A block of data:
────────────────
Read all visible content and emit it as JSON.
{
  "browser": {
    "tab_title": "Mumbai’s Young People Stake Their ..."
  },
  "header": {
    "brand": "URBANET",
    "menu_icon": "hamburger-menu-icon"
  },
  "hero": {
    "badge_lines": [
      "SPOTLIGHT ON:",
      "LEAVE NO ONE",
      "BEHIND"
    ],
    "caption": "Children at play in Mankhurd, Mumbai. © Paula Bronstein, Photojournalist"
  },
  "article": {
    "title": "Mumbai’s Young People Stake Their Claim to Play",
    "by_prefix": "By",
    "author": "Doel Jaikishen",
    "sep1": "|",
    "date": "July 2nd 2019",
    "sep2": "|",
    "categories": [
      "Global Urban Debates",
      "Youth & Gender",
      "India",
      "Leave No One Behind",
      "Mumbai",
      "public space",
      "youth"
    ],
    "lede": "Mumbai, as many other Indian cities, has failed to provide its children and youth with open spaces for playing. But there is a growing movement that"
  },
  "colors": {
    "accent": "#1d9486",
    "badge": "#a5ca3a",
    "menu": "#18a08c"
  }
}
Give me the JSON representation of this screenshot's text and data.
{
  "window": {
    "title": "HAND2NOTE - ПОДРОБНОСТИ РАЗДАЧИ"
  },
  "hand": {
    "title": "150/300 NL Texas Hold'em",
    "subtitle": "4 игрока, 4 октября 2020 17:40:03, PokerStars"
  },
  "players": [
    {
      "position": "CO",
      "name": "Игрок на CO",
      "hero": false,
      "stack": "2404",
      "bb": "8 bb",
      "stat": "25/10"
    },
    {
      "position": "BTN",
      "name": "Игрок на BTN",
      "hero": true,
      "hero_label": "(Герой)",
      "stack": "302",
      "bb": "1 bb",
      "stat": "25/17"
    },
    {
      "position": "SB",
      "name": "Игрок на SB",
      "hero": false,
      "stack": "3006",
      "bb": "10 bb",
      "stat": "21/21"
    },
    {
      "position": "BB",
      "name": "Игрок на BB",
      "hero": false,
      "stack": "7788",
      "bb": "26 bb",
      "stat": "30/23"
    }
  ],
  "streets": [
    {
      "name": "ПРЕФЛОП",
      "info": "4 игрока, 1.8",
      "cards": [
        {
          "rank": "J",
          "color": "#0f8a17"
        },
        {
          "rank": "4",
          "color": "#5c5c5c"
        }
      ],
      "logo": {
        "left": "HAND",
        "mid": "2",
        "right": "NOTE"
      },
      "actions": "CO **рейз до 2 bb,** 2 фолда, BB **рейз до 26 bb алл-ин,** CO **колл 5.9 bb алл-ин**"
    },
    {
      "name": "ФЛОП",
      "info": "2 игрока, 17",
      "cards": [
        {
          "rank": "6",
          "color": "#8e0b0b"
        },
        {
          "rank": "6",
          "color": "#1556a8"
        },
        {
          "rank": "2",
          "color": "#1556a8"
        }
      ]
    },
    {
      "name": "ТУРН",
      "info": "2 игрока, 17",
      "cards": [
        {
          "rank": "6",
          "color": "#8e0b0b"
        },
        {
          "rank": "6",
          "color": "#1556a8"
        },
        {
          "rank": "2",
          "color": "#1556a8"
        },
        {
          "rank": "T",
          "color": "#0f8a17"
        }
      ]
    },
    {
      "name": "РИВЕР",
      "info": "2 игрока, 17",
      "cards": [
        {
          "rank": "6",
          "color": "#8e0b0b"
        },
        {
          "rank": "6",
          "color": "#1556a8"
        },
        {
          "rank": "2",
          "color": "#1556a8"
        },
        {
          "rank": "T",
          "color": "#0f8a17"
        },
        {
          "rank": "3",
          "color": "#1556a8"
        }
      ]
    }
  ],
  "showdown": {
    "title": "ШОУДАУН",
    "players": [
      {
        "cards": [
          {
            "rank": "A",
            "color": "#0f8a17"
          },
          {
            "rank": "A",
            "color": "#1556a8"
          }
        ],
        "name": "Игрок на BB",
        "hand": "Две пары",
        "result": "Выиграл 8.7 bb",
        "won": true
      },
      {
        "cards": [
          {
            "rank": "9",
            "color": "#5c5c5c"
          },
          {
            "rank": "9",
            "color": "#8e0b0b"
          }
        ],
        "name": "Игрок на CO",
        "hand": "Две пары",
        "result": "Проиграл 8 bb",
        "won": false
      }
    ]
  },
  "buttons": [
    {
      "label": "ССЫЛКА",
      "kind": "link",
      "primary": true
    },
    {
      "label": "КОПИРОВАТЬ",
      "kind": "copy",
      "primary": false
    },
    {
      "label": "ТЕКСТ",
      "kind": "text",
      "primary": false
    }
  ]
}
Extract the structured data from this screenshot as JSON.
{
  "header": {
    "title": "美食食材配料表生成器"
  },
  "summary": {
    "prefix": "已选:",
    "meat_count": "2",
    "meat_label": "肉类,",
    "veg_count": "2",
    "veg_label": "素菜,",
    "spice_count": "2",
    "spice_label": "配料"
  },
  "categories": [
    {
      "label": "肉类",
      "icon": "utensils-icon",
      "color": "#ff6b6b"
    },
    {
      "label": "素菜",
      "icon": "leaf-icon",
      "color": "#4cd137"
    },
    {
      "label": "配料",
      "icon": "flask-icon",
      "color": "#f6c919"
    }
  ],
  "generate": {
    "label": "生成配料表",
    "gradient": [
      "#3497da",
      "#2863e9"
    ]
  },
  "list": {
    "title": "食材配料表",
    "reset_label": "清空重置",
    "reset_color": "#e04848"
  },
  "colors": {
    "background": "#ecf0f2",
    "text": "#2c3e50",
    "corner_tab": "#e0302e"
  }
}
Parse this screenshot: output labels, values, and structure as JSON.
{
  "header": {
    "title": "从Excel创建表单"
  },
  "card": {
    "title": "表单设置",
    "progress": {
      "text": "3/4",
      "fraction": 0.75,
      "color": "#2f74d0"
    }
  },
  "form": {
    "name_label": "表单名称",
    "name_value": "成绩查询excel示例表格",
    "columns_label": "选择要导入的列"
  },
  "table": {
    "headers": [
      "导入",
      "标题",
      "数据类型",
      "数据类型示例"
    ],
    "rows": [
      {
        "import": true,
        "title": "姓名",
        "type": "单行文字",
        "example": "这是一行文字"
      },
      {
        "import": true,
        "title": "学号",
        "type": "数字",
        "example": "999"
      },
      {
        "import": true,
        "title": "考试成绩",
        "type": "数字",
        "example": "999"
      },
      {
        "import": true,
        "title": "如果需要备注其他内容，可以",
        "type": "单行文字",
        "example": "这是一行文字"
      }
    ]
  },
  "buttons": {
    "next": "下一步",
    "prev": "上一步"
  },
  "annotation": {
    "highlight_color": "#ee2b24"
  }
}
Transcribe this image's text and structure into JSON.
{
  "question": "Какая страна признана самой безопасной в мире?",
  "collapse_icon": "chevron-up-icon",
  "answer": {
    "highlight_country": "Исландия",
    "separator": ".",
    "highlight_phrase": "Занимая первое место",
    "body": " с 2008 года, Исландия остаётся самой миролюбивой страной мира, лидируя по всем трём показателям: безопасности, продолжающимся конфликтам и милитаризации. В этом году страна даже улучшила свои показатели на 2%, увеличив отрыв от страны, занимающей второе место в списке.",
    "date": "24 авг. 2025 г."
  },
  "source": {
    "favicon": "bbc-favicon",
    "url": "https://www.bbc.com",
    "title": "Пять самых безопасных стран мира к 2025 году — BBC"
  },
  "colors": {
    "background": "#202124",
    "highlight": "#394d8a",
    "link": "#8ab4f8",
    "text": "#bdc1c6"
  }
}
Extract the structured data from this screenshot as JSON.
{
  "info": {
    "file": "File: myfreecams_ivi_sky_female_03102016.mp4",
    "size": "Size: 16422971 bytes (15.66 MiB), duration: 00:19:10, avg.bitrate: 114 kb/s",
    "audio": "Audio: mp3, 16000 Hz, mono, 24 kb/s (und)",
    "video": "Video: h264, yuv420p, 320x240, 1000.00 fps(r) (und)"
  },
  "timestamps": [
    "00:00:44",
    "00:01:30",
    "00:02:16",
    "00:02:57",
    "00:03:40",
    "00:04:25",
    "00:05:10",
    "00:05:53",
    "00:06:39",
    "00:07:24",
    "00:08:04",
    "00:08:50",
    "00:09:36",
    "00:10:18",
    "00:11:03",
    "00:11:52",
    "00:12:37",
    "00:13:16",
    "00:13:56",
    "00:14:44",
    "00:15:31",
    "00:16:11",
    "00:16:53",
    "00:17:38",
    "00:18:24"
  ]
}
────────────────
Given request:
Show the lines of the data that hold the word "Young".

Completed task:
    "tab_title": "Mumbai’s Young People Stake Their ..."
    "title": "Mumbai’s Young People Stake Their Claim to Play",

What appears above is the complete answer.